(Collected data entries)
◇ ◇ ◇ ◇ ◇ ◇ ◇

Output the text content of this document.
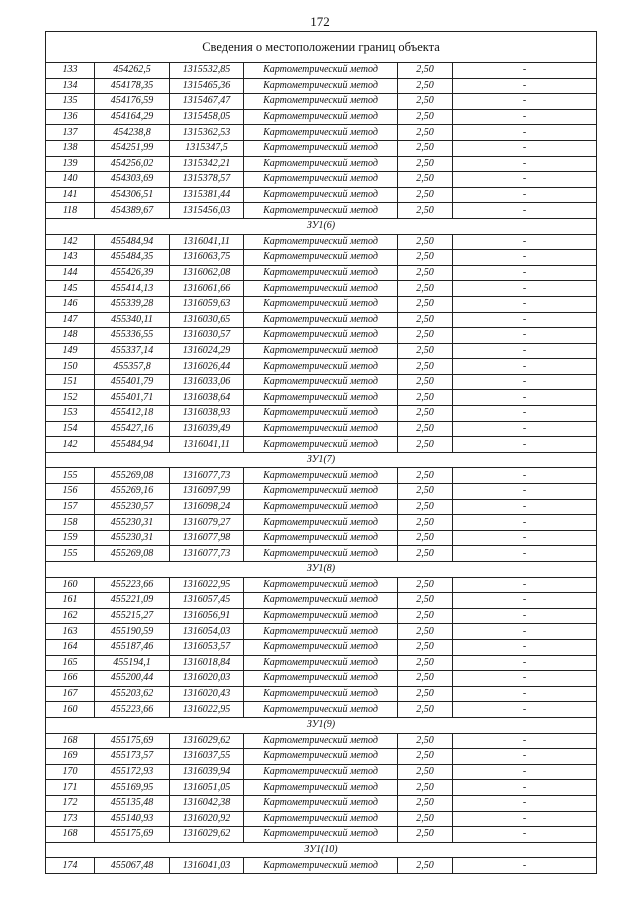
172
Сведения о местоположении границ объекта					
133	454262,5	1315532,85	Картометрический метод	2,50	-
134	454178,35	1315465,36	Картометрический метод	2,50	-
135	454176,59	1315467,47	Картометрический метод	2,50	-
136	454164,29	1315458,05	Картометрический метод	2,50	-
137	454238,8	1315362,53	Картометрический метод	2,50	-
138	454251,99	1315347,5	Картометрический метод	2,50	-
139	454256,02	1315342,21	Картометрический метод	2,50	-
140	454303,69	1315378,57	Картометрический метод	2,50	-
141	454306,51	1315381,44	Картометрический метод	2,50	-
118	454389,67	1315456,03	Картометрический метод	2,50	-
ЗУ1(6)					
142	455484,94	1316041,11	Картометрический метод	2,50	-
143	455484,35	1316063,75	Картометрический метод	2,50	-
144	455426,39	1316062,08	Картометрический метод	2,50	-
145	455414,13	1316061,66	Картометрический метод	2,50	-
146	455339,28	1316059,63	Картометрический метод	2,50	-
147	455340,11	1316030,65	Картометрический метод	2,50	-
148	455336,55	1316030,57	Картометрический метод	2,50	-
149	455337,14	1316024,29	Картометрический метод	2,50	-
150	455357,8	1316026,44	Картометрический метод	2,50	-
151	455401,79	1316033,06	Картометрический метод	2,50	-
152	455401,71	1316038,64	Картометрический метод	2,50	-
153	455412,18	1316038,93	Картометрический метод	2,50	-
154	455427,16	1316039,49	Картометрический метод	2,50	-
142	455484,94	1316041,11	Картометрический метод	2,50	-
ЗУ1(7)					
155	455269,08	1316077,73	Картометрический метод	2,50	-
156	455269,16	1316097,99	Картометрический метод	2,50	-
157	455230,57	1316098,24	Картометрический метод	2,50	-
158	455230,31	1316079,27	Картометрический метод	2,50	-
159	455230,31	1316077,98	Картометрический метод	2,50	-
155	455269,08	1316077,73	Картометрический метод	2,50	-
ЗУ1(8)					
160	455223,66	1316022,95	Картометрический метод	2,50	-
161	455221,09	1316057,45	Картометрический метод	2,50	-
162	455215,27	1316056,91	Картометрический метод	2,50	-
163	455190,59	1316054,03	Картометрический метод	2,50	-
164	455187,46	1316053,57	Картометрический метод	2,50	-
165	455194,1	1316018,84	Картометрический метод	2,50	-
166	455200,44	1316020,03	Картометрический метод	2,50	-
167	455203,62	1316020,43	Картометрический метод	2,50	-
160	455223,66	1316022,95	Картометрический метод	2,50	-
ЗУ1(9)					
168	455175,69	1316029,62	Картометрический метод	2,50	-
169	455173,57	1316037,55	Картометрический метод	2,50	-
170	455172,93	1316039,94	Картометрический метод	2,50	-
171	455169,95	1316051,05	Картометрический метод	2,50	-
172	455135,48	1316042,38	Картометрический метод	2,50	-
173	455140,93	1316020,92	Картометрический метод	2,50	-
168	455175,69	1316029,62	Картометрический метод	2,50	-
ЗУ1(10)					
174	455067,48	1316041,03	Картометрический метод	2,50	-
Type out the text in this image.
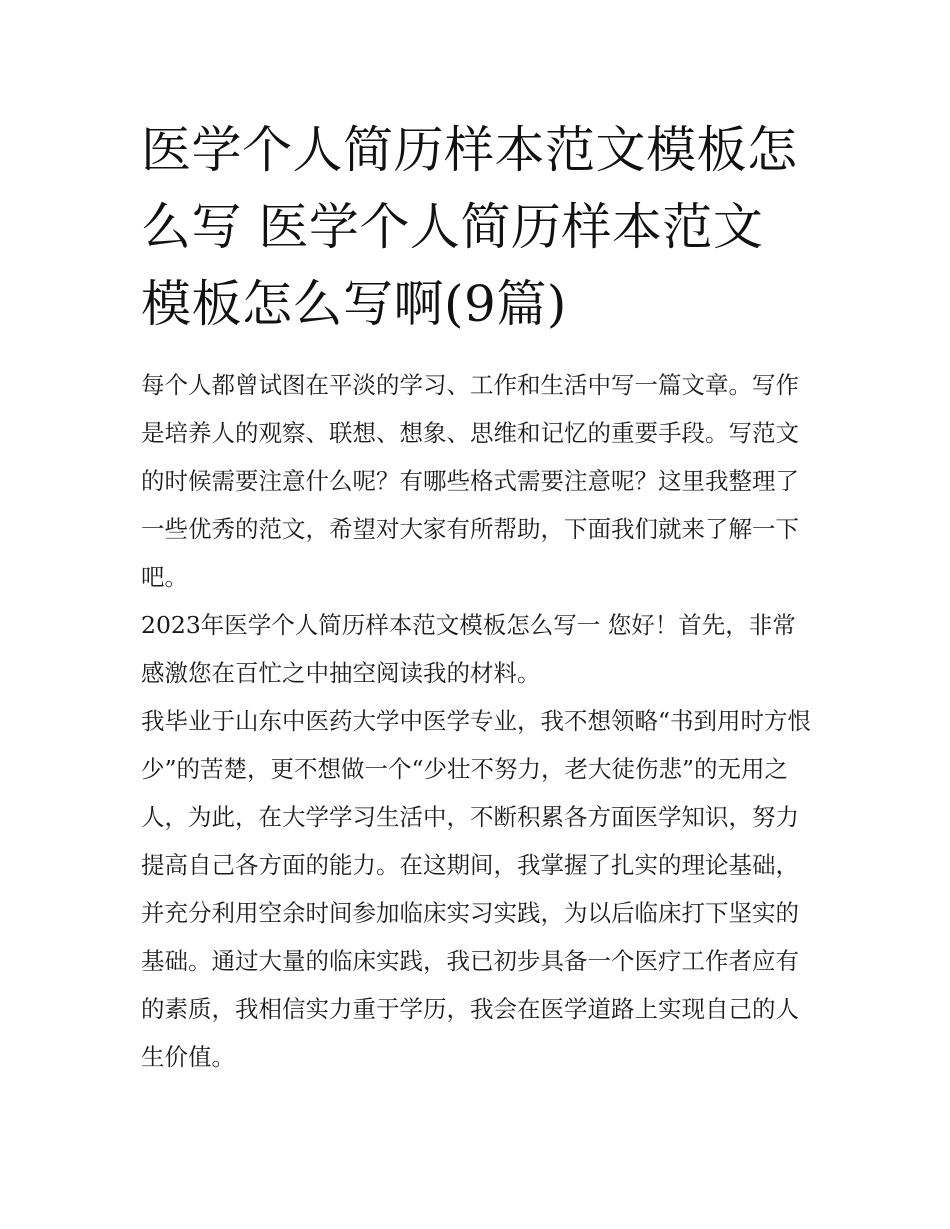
医学个人简历样本范文模板怎么写 医学个人简历样本范文模板怎么写啊(9篇)

每个人都曾试图在平淡的学习、工作和生活中写一篇文章。写作是培养人的观察、联想、想象、思维和记忆的重要手段。写范文的时候需要注意什么呢？有哪些格式需要注意呢？这里我整理了一些优秀的范文，希望对大家有所帮助，下面我们就来了解一下吧。

2023年医学个人简历样本范文模板怎么写一 您好！首先，非常感激您在百忙之中抽空阅读我的材料。

我毕业于山东中医药大学中医学专业，我不想领略“书到用时方恨少”的苦楚，更不想做一个“少壮不努力，老大徒伤悲”的无用之人，为此，在大学学习生活中，不断积累各方面医学知识，努力提高自己各方面的能力。在这期间，我掌握了扎实的理论基础，并充分利用空余时间参加临床实习实践，为以后临床打下坚实的基础。通过大量的临床实践，我已初步具备一个医疗工作者应有的素质，我相信实力重于学历，我会在医学道路上实现自己的人生价值。
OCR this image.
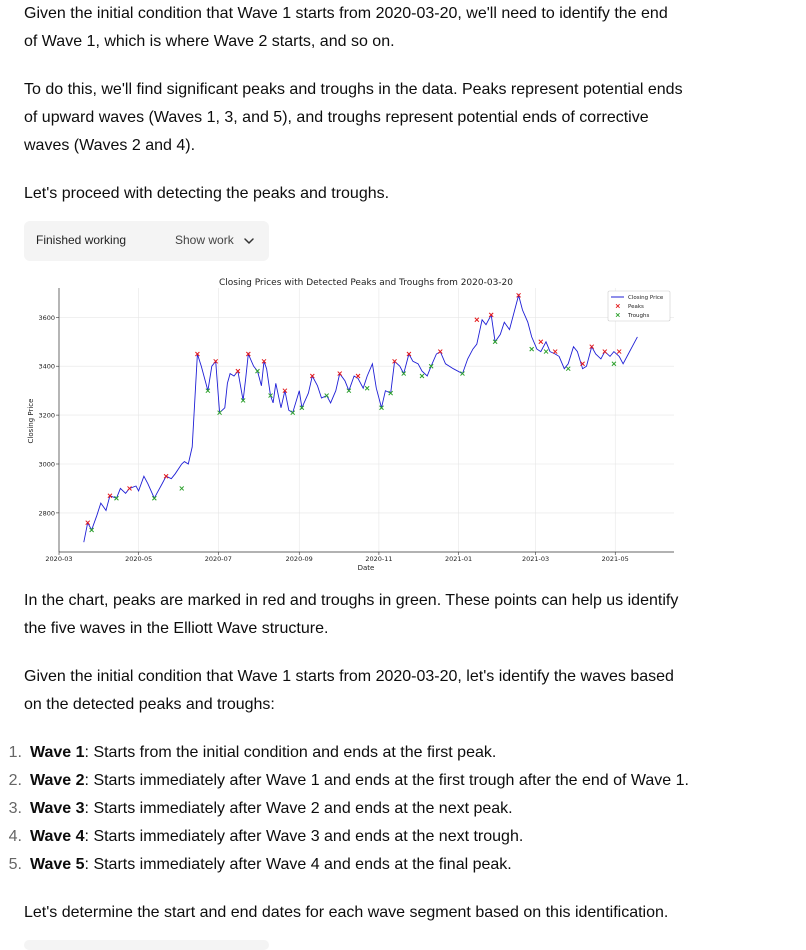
Given the initial condition that Wave 1 starts from 2020-03-20, we'll need to identify the end of Wave 1, which is where Wave 2 starts, and so on.

To do this, we'll find significant peaks and troughs in the data. Peaks represent potential ends of upward waves (Waves 1, 3, and 5), and troughs represent potential ends of corrective waves (Waves 2 and 4).

Let's proceed with detecting the peaks and troughs.

Finished working	Show work
Closing Prices with Detected Peaks and Troughs from 2020-03-20
Date
Closing Price
2800
3000
3200
3400
3600
2020-03	2020-05	2020-07	2020-09	2020-11	2021-01	2021-03	2021-05
Closing Price
Peaks
Troughs

In the chart, peaks are marked in red and troughs in green. These points can help us identify the five waves in the Elliott Wave structure.

Given the initial condition that Wave 1 starts from 2020-03-20, let's identify the waves based on the detected peaks and troughs:

1. Wave 1: Starts from the initial condition and ends at the first peak.
2. Wave 2: Starts immediately after Wave 1 and ends at the first trough after the end of Wave 1.
3. Wave 3: Starts immediately after Wave 2 and ends at the next peak.
4. Wave 4: Starts immediately after Wave 3 and ends at the next trough.
5. Wave 5: Starts immediately after Wave 4 and ends at the final peak.

Let's determine the start and end dates for each wave segment based on this identification.
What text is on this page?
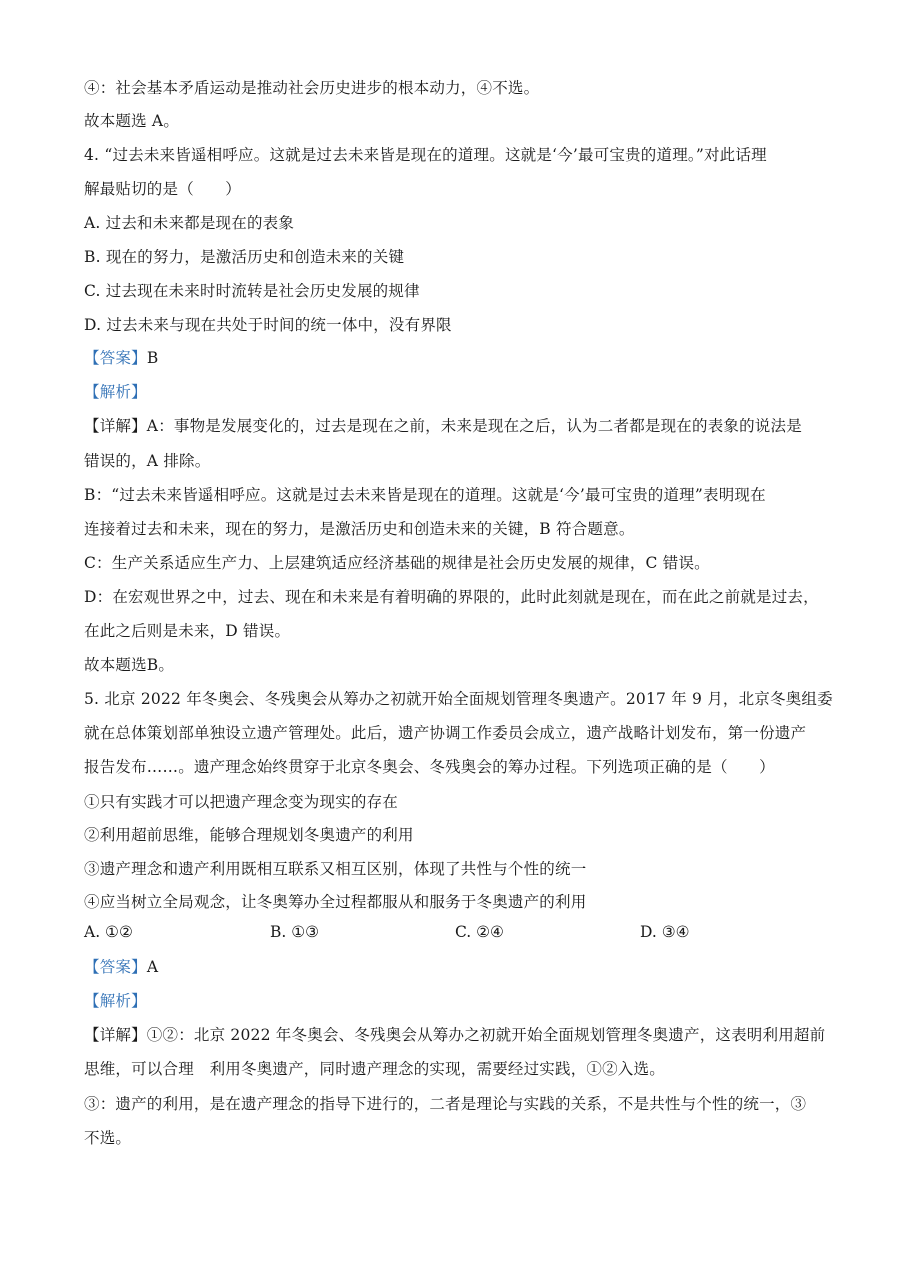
④：社会基本矛盾运动是推动社会历史进步的根本动力，④不选。
故本题选 A。
4. “过去未来皆遥相呼应。这就是过去未来皆是现在的道理。这就是‘今’最可宝贵的道理。”对此话理
解最贴切的是（　　）
A. 过去和未来都是现在的表象
B. 现在的努力，是激活历史和创造未来的关键
C. 过去现在未来时时流转是社会历史发展的规律
D. 过去未来与现在共处于时间的统一体中，没有界限
【答案】B
【解析】
【详解】A：事物是发展变化的，过去是现在之前，未来是现在之后，认为二者都是现在的表象的说法是
错误的，A 排除。
B：“过去未来皆遥相呼应。这就是过去未来皆是现在的道理。这就是‘今’最可宝贵的道理”表明现在
连接着过去和未来，现在的努力，是激活历史和创造未来的关键，B 符合题意。
C：生产关系适应生产力、上层建筑适应经济基础的规律是社会历史发展的规律，C 错误。
D：在宏观世界之中，过去、现在和未来是有着明确的界限的，此时此刻就是现在，而在此之前就是过去，
在此之后则是未来，D 错误。
故本题选B。
5. 北京 2022 年冬奥会、冬残奥会从筹办之初就开始全面规划管理冬奥遗产。2017 年 9 月，北京冬奥组委
就在总体策划部单独设立遗产管理处。此后，遗产协调工作委员会成立，遗产战略计划发布，第一份遗产
报告发布……。遗产理念始终贯穿于北京冬奥会、冬残奥会的筹办过程。下列选项正确的是（　　）
①只有实践才可以把遗产理念变为现实的存在
②利用超前思维，能够合理规划冬奥遗产的利用
③遗产理念和遗产利用既相互联系又相互区别，体现了共性与个性的统一
④应当树立全局观念，让冬奥筹办全过程都服从和服务于冬奥遗产的利用
A. ①②	B. ①③	C. ②④	D. ③④
【答案】A
【解析】
【详解】①②：北京 2022 年冬奥会、冬残奥会从筹办之初就开始全面规划管理冬奥遗产，这表明利用超前
思维，可以合理　利用冬奥遗产，同时遗产理念的实现，需要经过实践，①②入选。
③：遗产的利用，是在遗产理念的指导下进行的，二者是理论与实践的关系，不是共性与个性的统一，③
不选。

◇ ◇ ◇ ◇ ◇ ◇ ◇

• [To be done] Produce an exact copy of only those lines that run from the line with "What text is on this page?" to the final line of the records, including both; exclude images.

• [Solution below]
What text is on this page?
④：社会基本矛盾运动是推动社会历史进步的根本动力，④不选。
故本题选 A。
4. “过去未来皆遥相呼应。这就是过去未来皆是现在的道理。这就是‘今’最可宝贵的道理。”对此话理
解最贴切的是（　　）
A. 过去和未来都是现在的表象
B. 现在的努力，是激活历史和创造未来的关键
C. 过去现在未来时时流转是社会历史发展的规律
D. 过去未来与现在共处于时间的统一体中，没有界限
【答案】B
【解析】
【详解】A：事物是发展变化的，过去是现在之前，未来是现在之后，认为二者都是现在的表象的说法是
错误的，A 排除。
B：“过去未来皆遥相呼应。这就是过去未来皆是现在的道理。这就是‘今’最可宝贵的道理”表明现在
连接着过去和未来，现在的努力，是激活历史和创造未来的关键，B 符合题意。
C：生产关系适应生产力、上层建筑适应经济基础的规律是社会历史发展的规律，C 错误。
D：在宏观世界之中，过去、现在和未来是有着明确的界限的，此时此刻就是现在，而在此之前就是过去，
在此之后则是未来，D 错误。
故本题选B。
5. 北京 2022 年冬奥会、冬残奥会从筹办之初就开始全面规划管理冬奥遗产。2017 年 9 月，北京冬奥组委
就在总体策划部单独设立遗产管理处。此后，遗产协调工作委员会成立，遗产战略计划发布，第一份遗产
报告发布……。遗产理念始终贯穿于北京冬奥会、冬残奥会的筹办过程。下列选项正确的是（　　）
①只有实践才可以把遗产理念变为现实的存在
②利用超前思维，能够合理规划冬奥遗产的利用
③遗产理念和遗产利用既相互联系又相互区别，体现了共性与个性的统一
④应当树立全局观念，让冬奥筹办全过程都服从和服务于冬奥遗产的利用
A. ①②	B. ①③	C. ②④	D. ③④
【答案】A
【解析】
【详解】①②：北京 2022 年冬奥会、冬残奥会从筹办之初就开始全面规划管理冬奥遗产，这表明利用超前
思维，可以合理　利用冬奥遗产，同时遗产理念的实现，需要经过实践，①②入选。
③：遗产的利用，是在遗产理念的指导下进行的，二者是理论与实践的关系，不是共性与个性的统一，③
不选。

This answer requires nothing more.